# Stored data start

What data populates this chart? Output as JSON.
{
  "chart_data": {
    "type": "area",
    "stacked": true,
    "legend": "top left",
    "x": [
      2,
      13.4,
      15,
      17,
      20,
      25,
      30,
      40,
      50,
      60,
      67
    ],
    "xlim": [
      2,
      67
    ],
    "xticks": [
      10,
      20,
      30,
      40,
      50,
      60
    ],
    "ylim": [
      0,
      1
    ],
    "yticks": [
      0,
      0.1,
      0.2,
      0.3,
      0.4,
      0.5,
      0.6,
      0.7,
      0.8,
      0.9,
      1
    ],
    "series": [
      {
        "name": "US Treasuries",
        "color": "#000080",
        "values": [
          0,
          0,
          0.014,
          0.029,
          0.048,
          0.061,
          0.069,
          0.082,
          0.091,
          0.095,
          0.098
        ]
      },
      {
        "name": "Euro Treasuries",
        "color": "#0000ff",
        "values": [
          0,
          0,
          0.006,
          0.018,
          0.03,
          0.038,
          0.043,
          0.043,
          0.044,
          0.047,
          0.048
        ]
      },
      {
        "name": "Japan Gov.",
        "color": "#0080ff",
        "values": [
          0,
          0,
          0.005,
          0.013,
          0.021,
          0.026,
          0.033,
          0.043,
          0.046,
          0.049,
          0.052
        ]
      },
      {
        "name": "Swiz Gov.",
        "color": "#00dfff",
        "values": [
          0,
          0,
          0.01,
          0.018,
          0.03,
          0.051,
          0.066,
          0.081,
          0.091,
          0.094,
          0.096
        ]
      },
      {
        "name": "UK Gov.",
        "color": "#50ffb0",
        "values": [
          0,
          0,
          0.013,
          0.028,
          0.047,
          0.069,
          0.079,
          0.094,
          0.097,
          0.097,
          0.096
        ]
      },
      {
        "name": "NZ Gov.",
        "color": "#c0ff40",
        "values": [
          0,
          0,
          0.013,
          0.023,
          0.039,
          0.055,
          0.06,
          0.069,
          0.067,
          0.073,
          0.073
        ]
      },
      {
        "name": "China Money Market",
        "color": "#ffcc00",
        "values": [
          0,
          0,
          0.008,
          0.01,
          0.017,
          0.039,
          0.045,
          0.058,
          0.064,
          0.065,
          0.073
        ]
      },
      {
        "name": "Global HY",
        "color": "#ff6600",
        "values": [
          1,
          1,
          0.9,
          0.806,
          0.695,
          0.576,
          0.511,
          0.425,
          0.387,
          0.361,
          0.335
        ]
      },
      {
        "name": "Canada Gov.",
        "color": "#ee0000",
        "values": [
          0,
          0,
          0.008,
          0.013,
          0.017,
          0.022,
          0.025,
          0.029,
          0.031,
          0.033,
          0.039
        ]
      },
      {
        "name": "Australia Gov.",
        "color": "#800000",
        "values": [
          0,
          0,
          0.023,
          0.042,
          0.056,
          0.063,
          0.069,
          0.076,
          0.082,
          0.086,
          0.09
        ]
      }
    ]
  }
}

# Stored data end

From the records above, pick out and copy each line holding the word "color".

• The response
        "color": "#000080",
        "color": "#0000ff",
        "color": "#0080ff",
        "color": "#00dfff",
        "color": "#50ffb0",
        "color": "#c0ff40",
        "color": "#ffcc00",
        "color": "#ff6600",
        "color": "#ee0000",
        "color": "#800000",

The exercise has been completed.